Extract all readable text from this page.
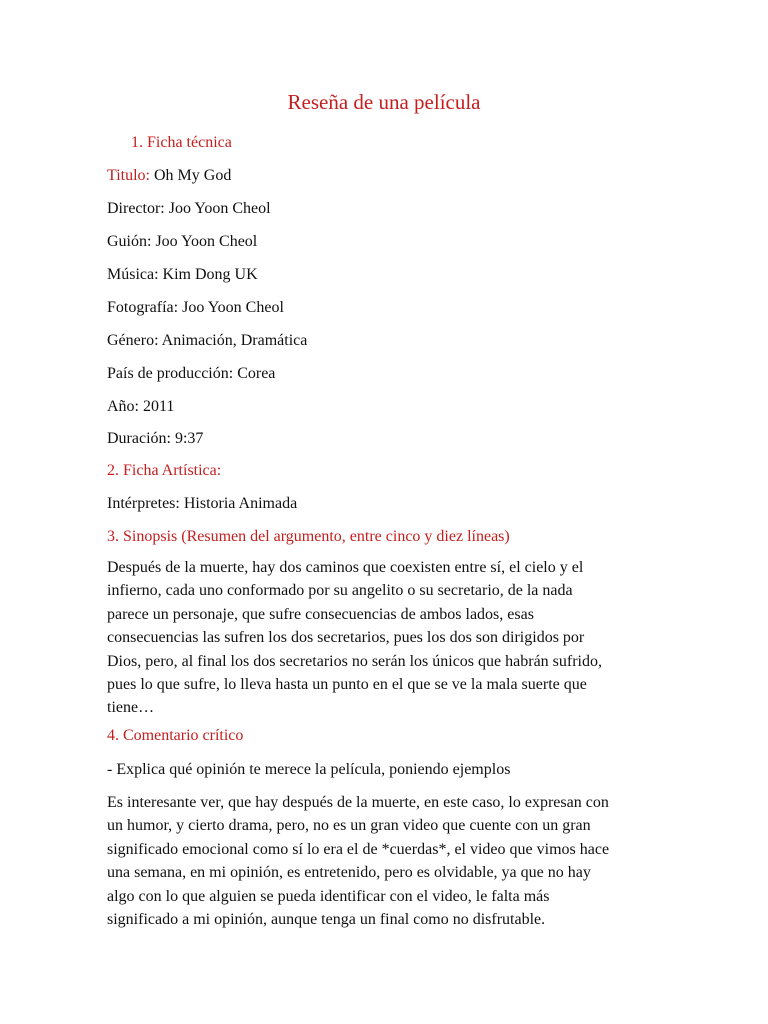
Reseña de una película
1. Ficha técnica
Titulo: Oh My God
Director: Joo Yoon Cheol
Guión: Joo Yoon Cheol
Música: Kim Dong UK
Fotografía: Joo Yoon Cheol
Género: Animación, Dramática
País de producción: Corea
Año: 2011
Duración: 9:37
2. Ficha Artística:
Intérpretes: Historia Animada
3. Sinopsis (Resumen del argumento, entre cinco y diez líneas)
Después de la muerte, hay dos caminos que coexisten entre sí, el cielo y el
infierno, cada uno conformado por su angelito o su secretario, de la nada
parece un personaje, que sufre consecuencias de ambos lados, esas
consecuencias las sufren los dos secretarios, pues los dos son dirigidos por
Dios, pero, al final los dos secretarios no serán los únicos que habrán sufrido,
pues lo que sufre, lo lleva hasta un punto en el que se ve la mala suerte que
tiene…
4. Comentario crítico
- Explica qué opinión te merece la película, poniendo ejemplos
Es interesante ver, que hay después de la muerte, en este caso, lo expresan con
un humor, y cierto drama, pero, no es un gran video que cuente con un gran
significado emocional como sí lo era el de *cuerdas*, el video que vimos hace
una semana, en mi opinión, es entretenido, pero es olvidable, ya que no hay
algo con lo que alguien se pueda identificar con el video, le falta más
significado a mi opinión, aunque tenga un final como no disfrutable.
###
**PROBLEM STATEMENT**
All the material shown above is to be copied exactly, with no pictures carried over.

**TASK RESPONSE**
Extract all readable text from this page.
Reseña de una película
1. Ficha técnica
Titulo: Oh My God
Director: Joo Yoon Cheol
Guión: Joo Yoon Cheol
Música: Kim Dong UK
Fotografía: Joo Yoon Cheol
Género: Animación, Dramática
País de producción: Corea
Año: 2011
Duración: 9:37
2. Ficha Artística:
Intérpretes: Historia Animada
3. Sinopsis (Resumen del argumento, entre cinco y diez líneas)
Después de la muerte, hay dos caminos que coexisten entre sí, el cielo y el
infierno, cada uno conformado por su angelito o su secretario, de la nada
parece un personaje, que sufre consecuencias de ambos lados, esas
consecuencias las sufren los dos secretarios, pues los dos son dirigidos por
Dios, pero, al final los dos secretarios no serán los únicos que habrán sufrido,
pues lo que sufre, lo lleva hasta un punto en el que se ve la mala suerte que
tiene…
4. Comentario crítico
- Explica qué opinión te merece la película, poniendo ejemplos
Es interesante ver, que hay después de la muerte, en este caso, lo expresan con
un humor, y cierto drama, pero, no es un gran video que cuente con un gran
significado emocional como sí lo era el de *cuerdas*, el video que vimos hace
una semana, en mi opinión, es entretenido, pero es olvidable, ya que no hay
algo con lo que alguien se pueda identificar con el video, le falta más
significado a mi opinión, aunque tenga un final como no disfrutable.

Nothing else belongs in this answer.